Take each line that has the word "respondents" and return it.

---------- Task input

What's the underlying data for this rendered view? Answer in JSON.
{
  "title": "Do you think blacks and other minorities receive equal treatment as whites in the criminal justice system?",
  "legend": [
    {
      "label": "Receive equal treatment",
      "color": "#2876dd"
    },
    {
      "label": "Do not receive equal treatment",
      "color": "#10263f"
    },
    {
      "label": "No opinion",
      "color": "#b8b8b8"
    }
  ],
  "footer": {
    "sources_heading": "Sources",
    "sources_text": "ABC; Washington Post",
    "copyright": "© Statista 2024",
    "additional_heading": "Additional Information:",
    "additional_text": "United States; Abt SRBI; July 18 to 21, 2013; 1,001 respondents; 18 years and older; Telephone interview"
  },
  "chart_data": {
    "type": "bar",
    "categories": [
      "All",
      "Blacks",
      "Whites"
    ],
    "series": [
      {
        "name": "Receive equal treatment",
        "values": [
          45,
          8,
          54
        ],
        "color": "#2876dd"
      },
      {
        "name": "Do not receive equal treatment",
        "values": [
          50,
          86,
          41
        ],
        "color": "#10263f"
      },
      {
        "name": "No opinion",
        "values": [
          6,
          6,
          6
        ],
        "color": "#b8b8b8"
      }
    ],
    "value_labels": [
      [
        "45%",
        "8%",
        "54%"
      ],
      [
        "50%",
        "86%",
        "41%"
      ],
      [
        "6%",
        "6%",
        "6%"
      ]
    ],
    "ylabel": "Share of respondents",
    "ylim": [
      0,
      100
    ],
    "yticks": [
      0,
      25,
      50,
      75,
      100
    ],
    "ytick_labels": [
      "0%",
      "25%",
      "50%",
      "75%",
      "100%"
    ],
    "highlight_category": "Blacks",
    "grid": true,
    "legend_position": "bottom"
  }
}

--------------------

Full answer —
    "additional_text": "United States; Abt SRBI; July 18 to 21, 2013; 1,001 respondents; 18 years and older; Telephone interview"
    "ylabel": "Share of respondents",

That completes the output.